----- ENTRIES -----
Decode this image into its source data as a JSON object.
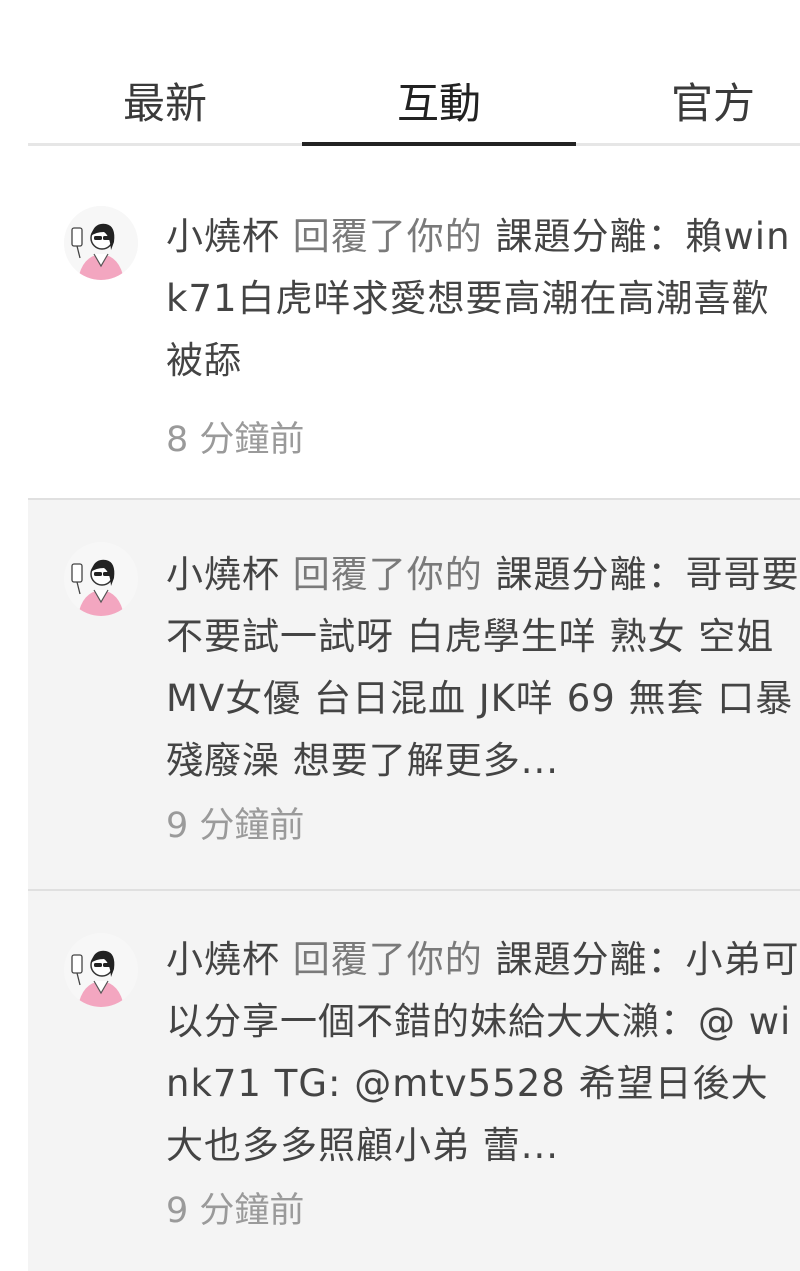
{
  "tabs": [
    {
      "label": "最新",
      "active": false
    },
    {
      "label": "互動",
      "active": true
    },
    {
      "label": "官方",
      "active": false
    }
  ],
  "notifications": [
    {
      "actor": "小燒杯",
      "verb": "回覆了你的",
      "post": "課題分離",
      "separator": "：",
      "content": "賴wink71白虎咩求愛想要高潮在高潮喜歡被舔",
      "time": "8 分鐘前",
      "avatar": "user-avatar-icon"
    },
    {
      "actor": "小燒杯",
      "verb": "回覆了你的",
      "post": "課題分離",
      "separator": "：",
      "content": "哥哥要不要試一試呀 白虎學生咩 熟女 空姐 MV女優 台日混血 JK咩 69 無套 口暴 殘廢澡 想要了解更多...",
      "time": "9 分鐘前",
      "avatar": "user-avatar-icon"
    },
    {
      "actor": "小燒杯",
      "verb": "回覆了你的",
      "post": "課題分離",
      "separator": "：",
      "content": "小弟可以分享一個不錯的妹給大大瀨：@ wink71 TG: @mtv5528 希望日後大大也多多照顧小弟 蕾...",
      "time": "9 分鐘前",
      "avatar": "user-avatar-icon"
    }
  ],
  "colors": {
    "active_tab_indicator": "#222222",
    "tab_divider": "#e6e6e6",
    "read_background": "#ffffff",
    "unread_background": "#f4f4f4",
    "time_text": "#9a9a9a",
    "avatar_accent": "#f3a6c0"
  }
}
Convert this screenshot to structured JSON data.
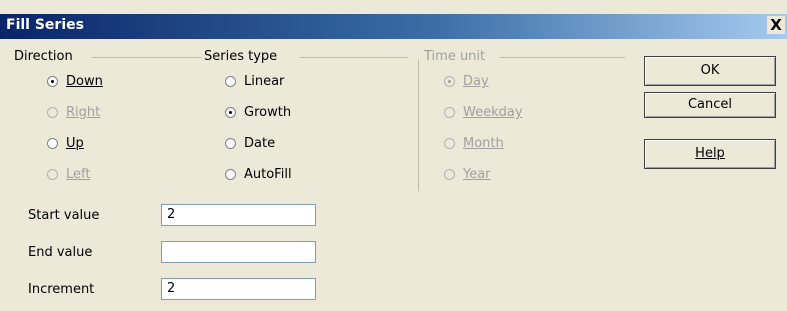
{
  "window": {
    "title": "Fill Series",
    "close_label": "X"
  },
  "direction": {
    "title": "Direction",
    "options": [
      {
        "label": "Down",
        "selected": true,
        "disabled": false
      },
      {
        "label": "Right",
        "selected": false,
        "disabled": true
      },
      {
        "label": "Up",
        "selected": false,
        "disabled": false
      },
      {
        "label": "Left",
        "selected": false,
        "disabled": true
      }
    ]
  },
  "series_type": {
    "title": "Series type",
    "options": [
      {
        "label": "Linear",
        "selected": false,
        "disabled": false
      },
      {
        "label": "Growth",
        "selected": true,
        "disabled": false
      },
      {
        "label": "Date",
        "selected": false,
        "disabled": false
      },
      {
        "label": "AutoFill",
        "selected": false,
        "disabled": false
      }
    ]
  },
  "time_unit": {
    "title": "Time unit",
    "options": [
      {
        "label": "Day",
        "selected": true,
        "disabled": true
      },
      {
        "label": "Weekday",
        "selected": false,
        "disabled": true
      },
      {
        "label": "Month",
        "selected": false,
        "disabled": true
      },
      {
        "label": "Year",
        "selected": false,
        "disabled": true
      }
    ]
  },
  "fields": {
    "start_label": "Start value",
    "start_value": "2",
    "end_label": "End value",
    "end_value": "",
    "increment_label": "Increment",
    "increment_value": "2"
  },
  "buttons": {
    "ok": "OK",
    "cancel": "Cancel",
    "help": "Help"
  }
}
-----
Every line should be retyped exactly, with the pictures omitted.

:: TASK SOLUTION ::
Decode this image into its source data as a JSON object.
{
  "tabs": [
    {
      "label": "最新",
      "active": false
    },
    {
      "label": "互動",
      "active": true
    },
    {
      "label": "官方",
      "active": false
    }
  ],
  "notifications": [
    {
      "actor": "小燒杯",
      "verb": "回覆了你的",
      "post": "課題分離",
      "separator": "：",
      "content": "賴wink71白虎咩求愛想要高潮在高潮喜歡被舔",
      "time": "8 分鐘前",
      "avatar": "user-avatar-icon"
    },
    {
      "actor": "小燒杯",
      "verb": "回覆了你的",
      "post": "課題分離",
      "separator": "：",
      "content": "哥哥要不要試一試呀 白虎學生咩 熟女 空姐 MV女優 台日混血 JK咩 69 無套 口暴 殘廢澡 想要了解更多...",
      "time": "9 分鐘前",
      "avatar": "user-avatar-icon"
    },
    {
      "actor": "小燒杯",
      "verb": "回覆了你的",
      "post": "課題分離",
      "separator": "：",
      "content": "小弟可以分享一個不錯的妹給大大瀨：@ wink71 TG: @mtv5528 希望日後大大也多多照顧小弟 蕾...",
      "time": "9 分鐘前",
      "avatar": "user-avatar-icon"
    }
  ],
  "colors": {
    "active_tab_indicator": "#222222",
    "tab_divider": "#e6e6e6",
    "read_background": "#ffffff",
    "unread_background": "#f4f4f4",
    "time_text": "#9a9a9a",
    "avatar_accent": "#f3a6c0"
  }
}
Convert this screenshot to structured JSON data.
{
  "window": {
    "title": "Fill Series",
    "close_label": "X"
  },
  "direction": {
    "title": "Direction",
    "options": [
      {
        "label": "Down",
        "selected": true,
        "disabled": false
      },
      {
        "label": "Right",
        "selected": false,
        "disabled": true
      },
      {
        "label": "Up",
        "selected": false,
        "disabled": false
      },
      {
        "label": "Left",
        "selected": false,
        "disabled": true
      }
    ]
  },
  "series_type": {
    "title": "Series type",
    "options": [
      {
        "label": "Linear",
        "selected": false,
        "disabled": false
      },
      {
        "label": "Growth",
        "selected": true,
        "disabled": false
      },
      {
        "label": "Date",
        "selected": false,
        "disabled": false
      },
      {
        "label": "AutoFill",
        "selected": false,
        "disabled": false
      }
    ]
  },
  "time_unit": {
    "title": "Time unit",
    "options": [
      {
        "label": "Day",
        "selected": true,
        "disabled": true
      },
      {
        "label": "Weekday",
        "selected": false,
        "disabled": true
      },
      {
        "label": "Month",
        "selected": false,
        "disabled": true
      },
      {
        "label": "Year",
        "selected": false,
        "disabled": true
      }
    ]
  },
  "fields": {
    "start_label": "Start value",
    "start_value": "2",
    "end_label": "End value",
    "end_value": "",
    "increment_label": "Increment",
    "increment_value": "2"
  },
  "buttons": {
    "ok": "OK",
    "cancel": "Cancel",
    "help": "Help"
  }
}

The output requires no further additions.